### SUPPLIED MATERIAL
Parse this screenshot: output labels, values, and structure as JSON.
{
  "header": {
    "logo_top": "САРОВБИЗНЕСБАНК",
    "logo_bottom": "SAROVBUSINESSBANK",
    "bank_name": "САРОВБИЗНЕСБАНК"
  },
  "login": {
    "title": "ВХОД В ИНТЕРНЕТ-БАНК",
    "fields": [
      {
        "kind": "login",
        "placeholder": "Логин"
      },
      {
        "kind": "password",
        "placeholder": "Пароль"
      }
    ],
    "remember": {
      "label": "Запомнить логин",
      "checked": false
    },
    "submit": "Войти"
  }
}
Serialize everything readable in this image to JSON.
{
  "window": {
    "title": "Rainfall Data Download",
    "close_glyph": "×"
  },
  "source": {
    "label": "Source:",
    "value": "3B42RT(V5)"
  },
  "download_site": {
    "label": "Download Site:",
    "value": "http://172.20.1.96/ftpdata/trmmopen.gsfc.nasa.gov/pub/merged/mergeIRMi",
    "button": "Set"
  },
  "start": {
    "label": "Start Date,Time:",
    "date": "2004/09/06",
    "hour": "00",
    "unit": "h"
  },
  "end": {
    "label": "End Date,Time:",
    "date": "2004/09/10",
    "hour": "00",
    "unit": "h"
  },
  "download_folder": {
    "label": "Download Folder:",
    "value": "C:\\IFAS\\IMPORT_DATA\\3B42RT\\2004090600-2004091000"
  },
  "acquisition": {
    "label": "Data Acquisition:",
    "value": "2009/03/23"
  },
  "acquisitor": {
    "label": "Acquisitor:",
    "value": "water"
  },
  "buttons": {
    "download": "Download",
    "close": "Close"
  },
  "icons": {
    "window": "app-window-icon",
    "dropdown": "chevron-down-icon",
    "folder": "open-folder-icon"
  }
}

### WORK REQUIRED
Return the lines above, from the one containing "Serialize everything readable" to the end, exactly as they stand.

### FINAL ANSWER
Serialize everything readable in this image to JSON.
{
  "window": {
    "title": "Rainfall Data Download",
    "close_glyph": "×"
  },
  "source": {
    "label": "Source:",
    "value": "3B42RT(V5)"
  },
  "download_site": {
    "label": "Download Site:",
    "value": "http://172.20.1.96/ftpdata/trmmopen.gsfc.nasa.gov/pub/merged/mergeIRMi",
    "button": "Set"
  },
  "start": {
    "label": "Start Date,Time:",
    "date": "2004/09/06",
    "hour": "00",
    "unit": "h"
  },
  "end": {
    "label": "End Date,Time:",
    "date": "2004/09/10",
    "hour": "00",
    "unit": "h"
  },
  "download_folder": {
    "label": "Download Folder:",
    "value": "C:\\IFAS\\IMPORT_DATA\\3B42RT\\2004090600-2004091000"
  },
  "acquisition": {
    "label": "Data Acquisition:",
    "value": "2009/03/23"
  },
  "acquisitor": {
    "label": "Acquisitor:",
    "value": "water"
  },
  "buttons": {
    "download": "Download",
    "close": "Close"
  },
  "icons": {
    "window": "app-window-icon",
    "dropdown": "chevron-down-icon",
    "folder": "open-folder-icon"
  }
}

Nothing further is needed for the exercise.